■ **Records for this exercise**:
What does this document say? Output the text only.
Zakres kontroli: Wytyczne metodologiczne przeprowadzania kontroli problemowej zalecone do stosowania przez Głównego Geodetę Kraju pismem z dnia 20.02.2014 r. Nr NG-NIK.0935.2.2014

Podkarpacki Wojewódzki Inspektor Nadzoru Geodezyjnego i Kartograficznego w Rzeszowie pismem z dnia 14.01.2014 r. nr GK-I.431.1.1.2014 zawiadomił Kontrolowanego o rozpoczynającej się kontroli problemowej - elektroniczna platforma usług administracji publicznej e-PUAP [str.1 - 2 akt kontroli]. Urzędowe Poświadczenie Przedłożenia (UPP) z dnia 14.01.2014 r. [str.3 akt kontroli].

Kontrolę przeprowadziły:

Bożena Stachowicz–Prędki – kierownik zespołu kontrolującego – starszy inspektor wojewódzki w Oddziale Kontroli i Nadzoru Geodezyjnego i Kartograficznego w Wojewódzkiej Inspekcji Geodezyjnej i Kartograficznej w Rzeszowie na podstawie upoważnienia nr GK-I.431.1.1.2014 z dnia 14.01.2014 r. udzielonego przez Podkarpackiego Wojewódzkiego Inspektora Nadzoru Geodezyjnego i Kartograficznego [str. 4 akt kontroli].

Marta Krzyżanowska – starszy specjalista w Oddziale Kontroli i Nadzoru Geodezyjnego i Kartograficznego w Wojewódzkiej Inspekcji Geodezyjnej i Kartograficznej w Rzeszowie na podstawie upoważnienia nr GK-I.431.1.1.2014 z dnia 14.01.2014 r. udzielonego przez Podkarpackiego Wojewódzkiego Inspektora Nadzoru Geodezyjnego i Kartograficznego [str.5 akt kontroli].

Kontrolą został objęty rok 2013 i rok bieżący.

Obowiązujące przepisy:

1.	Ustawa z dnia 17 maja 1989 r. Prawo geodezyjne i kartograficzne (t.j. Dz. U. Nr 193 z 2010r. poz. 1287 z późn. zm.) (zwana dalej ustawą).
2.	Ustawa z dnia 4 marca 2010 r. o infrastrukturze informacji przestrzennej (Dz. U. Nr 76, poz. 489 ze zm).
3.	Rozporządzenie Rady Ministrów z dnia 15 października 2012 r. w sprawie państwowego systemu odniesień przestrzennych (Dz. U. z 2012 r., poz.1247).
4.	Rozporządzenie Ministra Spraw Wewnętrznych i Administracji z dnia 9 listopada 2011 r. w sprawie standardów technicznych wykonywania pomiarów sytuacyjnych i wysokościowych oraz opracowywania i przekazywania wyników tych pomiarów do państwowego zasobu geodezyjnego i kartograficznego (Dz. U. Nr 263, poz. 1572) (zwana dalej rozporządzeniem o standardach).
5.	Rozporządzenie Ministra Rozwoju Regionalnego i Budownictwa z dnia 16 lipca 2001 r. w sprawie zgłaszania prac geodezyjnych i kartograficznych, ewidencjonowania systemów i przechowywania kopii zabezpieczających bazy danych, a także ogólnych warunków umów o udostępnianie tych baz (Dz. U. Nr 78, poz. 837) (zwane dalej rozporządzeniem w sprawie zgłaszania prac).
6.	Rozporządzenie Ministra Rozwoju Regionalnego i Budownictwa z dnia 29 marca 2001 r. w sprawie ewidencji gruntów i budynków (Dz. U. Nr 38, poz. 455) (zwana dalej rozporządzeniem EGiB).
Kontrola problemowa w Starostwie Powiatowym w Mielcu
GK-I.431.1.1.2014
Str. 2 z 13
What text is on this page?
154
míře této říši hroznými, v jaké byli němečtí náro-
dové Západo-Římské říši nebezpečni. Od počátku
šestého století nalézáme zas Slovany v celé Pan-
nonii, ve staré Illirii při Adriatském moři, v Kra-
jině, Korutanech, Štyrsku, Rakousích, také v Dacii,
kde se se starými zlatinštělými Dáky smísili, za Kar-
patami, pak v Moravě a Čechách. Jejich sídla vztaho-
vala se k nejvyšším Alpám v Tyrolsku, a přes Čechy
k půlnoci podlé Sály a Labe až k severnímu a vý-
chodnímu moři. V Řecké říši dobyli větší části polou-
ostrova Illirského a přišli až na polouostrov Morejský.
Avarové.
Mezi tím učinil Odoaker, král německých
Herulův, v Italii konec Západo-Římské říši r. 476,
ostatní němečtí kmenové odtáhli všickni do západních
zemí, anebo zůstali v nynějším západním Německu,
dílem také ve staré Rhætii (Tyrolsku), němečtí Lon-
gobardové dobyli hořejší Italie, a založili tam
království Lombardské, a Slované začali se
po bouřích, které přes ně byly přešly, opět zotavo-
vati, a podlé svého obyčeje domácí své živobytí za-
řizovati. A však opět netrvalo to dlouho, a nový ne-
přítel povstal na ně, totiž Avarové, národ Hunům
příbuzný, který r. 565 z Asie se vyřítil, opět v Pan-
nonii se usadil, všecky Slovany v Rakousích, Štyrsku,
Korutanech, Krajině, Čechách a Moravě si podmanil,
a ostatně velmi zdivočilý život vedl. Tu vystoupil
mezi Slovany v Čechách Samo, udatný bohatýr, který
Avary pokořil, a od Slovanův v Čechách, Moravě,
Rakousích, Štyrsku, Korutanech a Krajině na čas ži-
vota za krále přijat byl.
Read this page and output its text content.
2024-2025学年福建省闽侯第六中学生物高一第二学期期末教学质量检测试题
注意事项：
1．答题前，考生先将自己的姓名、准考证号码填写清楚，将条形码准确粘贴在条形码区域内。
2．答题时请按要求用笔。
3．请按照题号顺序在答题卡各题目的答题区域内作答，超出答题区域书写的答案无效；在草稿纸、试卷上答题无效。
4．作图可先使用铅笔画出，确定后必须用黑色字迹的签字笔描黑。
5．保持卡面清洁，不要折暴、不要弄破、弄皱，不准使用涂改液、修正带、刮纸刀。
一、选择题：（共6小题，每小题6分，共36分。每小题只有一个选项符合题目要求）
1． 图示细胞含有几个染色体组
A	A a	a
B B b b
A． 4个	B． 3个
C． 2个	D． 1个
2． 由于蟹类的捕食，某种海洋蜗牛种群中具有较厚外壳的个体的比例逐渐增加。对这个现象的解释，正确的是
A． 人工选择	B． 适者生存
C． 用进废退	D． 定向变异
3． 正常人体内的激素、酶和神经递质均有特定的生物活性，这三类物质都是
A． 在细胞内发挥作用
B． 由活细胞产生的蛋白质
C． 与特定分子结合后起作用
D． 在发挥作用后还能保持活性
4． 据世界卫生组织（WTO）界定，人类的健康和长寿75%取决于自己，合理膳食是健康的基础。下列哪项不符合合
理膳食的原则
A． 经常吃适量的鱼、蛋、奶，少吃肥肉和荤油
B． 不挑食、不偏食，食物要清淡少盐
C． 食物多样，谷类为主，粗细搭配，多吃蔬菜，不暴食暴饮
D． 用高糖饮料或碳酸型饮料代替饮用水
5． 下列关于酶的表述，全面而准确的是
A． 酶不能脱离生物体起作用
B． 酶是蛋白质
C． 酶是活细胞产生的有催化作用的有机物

■ **Short exercise**: Scan the data above and copy every line with "Wojewódzkiego" in it.

■ **Output**:
Bożena Stachowicz–Prędki – kierownik zespołu kontrolującego – starszy inspektor wojewódzki w Oddziale Kontroli i Nadzoru Geodezyjnego i Kartograficznego w Wojewódzkiej Inspekcji Geodezyjnej i Kartograficznej w Rzeszowie na podstawie upoważnienia nr GK-I.431.1.1.2014 z dnia 14.01.2014 r. udzielonego przez Podkarpackiego Wojewódzkiego Inspektora Nadzoru Geodezyjnego i Kartograficznego [str. 4 akt kontroli].
Marta Krzyżanowska – starszy specjalista w Oddziale Kontroli i Nadzoru Geodezyjnego i Kartograficznego w Wojewódzkiej Inspekcji Geodezyjnej i Kartograficznej w Rzeszowie na podstawie upoważnienia nr GK-I.431.1.1.2014 z dnia 14.01.2014 r. udzielonego przez Podkarpackiego Wojewódzkiego Inspektora Nadzoru Geodezyjnego i Kartograficznego [str.5 akt kontroli].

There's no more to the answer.